Raw records:
-=-=-=-=-
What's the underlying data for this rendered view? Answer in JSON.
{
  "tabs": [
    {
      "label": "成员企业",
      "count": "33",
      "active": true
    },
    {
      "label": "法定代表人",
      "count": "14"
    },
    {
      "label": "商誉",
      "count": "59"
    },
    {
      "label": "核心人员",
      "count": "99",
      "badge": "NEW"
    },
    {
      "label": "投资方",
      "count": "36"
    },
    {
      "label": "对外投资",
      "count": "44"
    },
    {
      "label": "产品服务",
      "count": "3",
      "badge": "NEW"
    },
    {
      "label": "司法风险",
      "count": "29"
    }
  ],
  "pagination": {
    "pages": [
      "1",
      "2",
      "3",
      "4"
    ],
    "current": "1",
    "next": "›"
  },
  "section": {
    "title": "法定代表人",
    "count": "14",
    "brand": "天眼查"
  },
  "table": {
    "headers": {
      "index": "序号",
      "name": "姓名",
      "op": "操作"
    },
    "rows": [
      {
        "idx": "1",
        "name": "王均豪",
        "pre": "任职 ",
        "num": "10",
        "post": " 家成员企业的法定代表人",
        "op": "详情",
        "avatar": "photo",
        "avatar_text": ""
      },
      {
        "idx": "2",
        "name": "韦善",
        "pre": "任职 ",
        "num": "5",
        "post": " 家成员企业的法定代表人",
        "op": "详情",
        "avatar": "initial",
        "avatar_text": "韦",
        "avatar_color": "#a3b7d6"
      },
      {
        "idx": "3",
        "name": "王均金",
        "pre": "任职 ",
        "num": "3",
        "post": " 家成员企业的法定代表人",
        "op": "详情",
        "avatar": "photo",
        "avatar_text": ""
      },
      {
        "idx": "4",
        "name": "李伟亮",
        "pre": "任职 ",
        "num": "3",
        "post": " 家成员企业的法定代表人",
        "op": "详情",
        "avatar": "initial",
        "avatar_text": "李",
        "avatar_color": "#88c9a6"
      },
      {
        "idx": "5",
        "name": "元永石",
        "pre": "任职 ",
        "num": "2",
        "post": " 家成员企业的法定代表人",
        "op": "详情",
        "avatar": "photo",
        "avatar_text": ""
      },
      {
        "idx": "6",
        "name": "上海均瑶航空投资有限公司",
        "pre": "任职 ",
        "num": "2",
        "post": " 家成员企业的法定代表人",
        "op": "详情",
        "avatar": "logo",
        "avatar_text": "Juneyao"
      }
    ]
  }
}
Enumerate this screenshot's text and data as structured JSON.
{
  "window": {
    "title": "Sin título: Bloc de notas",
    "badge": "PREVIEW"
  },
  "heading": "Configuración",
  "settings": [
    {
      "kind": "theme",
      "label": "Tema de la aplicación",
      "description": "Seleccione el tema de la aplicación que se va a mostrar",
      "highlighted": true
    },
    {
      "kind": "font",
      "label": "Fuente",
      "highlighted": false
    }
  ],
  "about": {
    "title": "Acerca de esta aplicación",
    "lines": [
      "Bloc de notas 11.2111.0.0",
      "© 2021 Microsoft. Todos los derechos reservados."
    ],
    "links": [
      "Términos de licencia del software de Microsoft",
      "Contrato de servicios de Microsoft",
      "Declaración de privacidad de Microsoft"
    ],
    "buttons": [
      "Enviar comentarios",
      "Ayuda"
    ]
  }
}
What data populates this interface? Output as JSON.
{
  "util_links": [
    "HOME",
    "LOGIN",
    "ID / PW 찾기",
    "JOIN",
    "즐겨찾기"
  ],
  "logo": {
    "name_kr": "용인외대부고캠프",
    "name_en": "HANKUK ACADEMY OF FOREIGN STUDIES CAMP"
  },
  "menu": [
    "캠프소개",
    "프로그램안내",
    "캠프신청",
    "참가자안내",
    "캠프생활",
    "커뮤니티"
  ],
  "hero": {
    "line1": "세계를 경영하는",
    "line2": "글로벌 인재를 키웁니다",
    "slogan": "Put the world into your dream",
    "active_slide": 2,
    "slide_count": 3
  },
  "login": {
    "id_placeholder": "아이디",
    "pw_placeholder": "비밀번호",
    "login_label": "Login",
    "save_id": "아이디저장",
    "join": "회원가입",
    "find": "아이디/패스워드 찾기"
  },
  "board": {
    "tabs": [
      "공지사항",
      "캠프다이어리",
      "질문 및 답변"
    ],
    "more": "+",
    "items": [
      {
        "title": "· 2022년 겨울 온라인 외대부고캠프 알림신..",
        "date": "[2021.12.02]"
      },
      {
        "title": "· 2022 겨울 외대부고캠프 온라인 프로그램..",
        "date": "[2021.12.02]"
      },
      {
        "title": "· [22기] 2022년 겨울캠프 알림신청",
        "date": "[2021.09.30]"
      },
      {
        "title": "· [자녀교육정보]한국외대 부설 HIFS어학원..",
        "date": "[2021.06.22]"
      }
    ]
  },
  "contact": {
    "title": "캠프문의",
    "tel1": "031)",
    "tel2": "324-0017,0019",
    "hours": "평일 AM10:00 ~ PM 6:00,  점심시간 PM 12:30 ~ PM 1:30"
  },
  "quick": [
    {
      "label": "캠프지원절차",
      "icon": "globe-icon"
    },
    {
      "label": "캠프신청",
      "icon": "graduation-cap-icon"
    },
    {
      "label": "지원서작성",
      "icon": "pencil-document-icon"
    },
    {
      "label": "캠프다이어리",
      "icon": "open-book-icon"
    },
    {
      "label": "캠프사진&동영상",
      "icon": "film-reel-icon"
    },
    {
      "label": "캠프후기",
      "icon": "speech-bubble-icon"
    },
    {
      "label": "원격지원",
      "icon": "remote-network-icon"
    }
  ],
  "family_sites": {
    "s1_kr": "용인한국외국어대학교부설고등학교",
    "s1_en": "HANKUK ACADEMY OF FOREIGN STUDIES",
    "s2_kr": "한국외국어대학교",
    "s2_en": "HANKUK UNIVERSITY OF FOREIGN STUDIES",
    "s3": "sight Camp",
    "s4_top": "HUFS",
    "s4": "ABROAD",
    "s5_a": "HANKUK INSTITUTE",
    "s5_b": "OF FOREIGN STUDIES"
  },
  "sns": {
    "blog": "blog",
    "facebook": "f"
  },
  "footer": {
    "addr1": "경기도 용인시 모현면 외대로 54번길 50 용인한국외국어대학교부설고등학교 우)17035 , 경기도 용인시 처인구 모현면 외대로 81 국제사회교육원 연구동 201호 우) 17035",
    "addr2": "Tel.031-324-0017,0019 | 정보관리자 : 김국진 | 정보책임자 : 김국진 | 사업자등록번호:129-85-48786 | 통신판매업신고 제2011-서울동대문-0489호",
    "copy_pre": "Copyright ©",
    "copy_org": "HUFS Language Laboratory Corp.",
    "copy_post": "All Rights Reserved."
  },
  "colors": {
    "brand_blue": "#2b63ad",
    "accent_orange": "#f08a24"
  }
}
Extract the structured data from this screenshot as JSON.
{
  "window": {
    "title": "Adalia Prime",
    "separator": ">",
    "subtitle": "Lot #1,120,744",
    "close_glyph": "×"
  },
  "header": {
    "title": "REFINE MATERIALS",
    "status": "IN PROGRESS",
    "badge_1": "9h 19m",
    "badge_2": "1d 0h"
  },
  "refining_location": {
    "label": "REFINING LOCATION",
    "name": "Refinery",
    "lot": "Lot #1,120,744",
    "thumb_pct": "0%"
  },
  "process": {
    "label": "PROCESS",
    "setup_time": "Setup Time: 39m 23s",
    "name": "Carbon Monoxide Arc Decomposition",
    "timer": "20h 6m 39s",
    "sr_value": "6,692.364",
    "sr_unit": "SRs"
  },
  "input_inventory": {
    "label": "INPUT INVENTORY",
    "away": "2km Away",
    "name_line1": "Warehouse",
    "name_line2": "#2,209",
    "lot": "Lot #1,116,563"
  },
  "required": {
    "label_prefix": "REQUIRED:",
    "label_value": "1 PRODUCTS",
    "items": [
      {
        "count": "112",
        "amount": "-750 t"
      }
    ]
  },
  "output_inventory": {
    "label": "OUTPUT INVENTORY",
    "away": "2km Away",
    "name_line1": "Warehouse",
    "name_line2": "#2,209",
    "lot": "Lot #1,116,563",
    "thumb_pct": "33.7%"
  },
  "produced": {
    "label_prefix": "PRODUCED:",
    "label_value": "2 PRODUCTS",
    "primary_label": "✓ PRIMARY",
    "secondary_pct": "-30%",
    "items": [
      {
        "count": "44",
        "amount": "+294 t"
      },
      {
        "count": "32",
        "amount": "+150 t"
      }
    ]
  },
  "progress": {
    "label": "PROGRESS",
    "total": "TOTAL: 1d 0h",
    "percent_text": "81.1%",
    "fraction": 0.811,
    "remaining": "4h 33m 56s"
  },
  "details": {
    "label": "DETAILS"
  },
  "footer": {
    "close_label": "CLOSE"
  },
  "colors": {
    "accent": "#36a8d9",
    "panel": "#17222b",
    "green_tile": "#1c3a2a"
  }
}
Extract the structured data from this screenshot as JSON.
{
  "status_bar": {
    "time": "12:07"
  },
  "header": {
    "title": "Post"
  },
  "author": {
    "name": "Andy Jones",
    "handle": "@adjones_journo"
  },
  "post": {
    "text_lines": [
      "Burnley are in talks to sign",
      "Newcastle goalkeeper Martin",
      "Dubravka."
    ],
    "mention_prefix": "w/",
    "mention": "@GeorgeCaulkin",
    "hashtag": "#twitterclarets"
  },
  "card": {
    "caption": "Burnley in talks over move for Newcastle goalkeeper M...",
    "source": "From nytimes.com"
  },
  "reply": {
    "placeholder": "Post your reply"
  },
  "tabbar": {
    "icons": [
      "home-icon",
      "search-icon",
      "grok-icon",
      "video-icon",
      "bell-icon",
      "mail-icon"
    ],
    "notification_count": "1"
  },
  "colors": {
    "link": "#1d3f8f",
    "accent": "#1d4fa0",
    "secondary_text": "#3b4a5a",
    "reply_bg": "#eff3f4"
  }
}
-=-=-=-=-
- **The problem**
Check each line above for the string "Burnley", then copy the ones that have it.

- **Full solution**
      "Burnley are in talks to sign",
    "caption": "Burnley in talks over move for Newcastle goalkeeper M...",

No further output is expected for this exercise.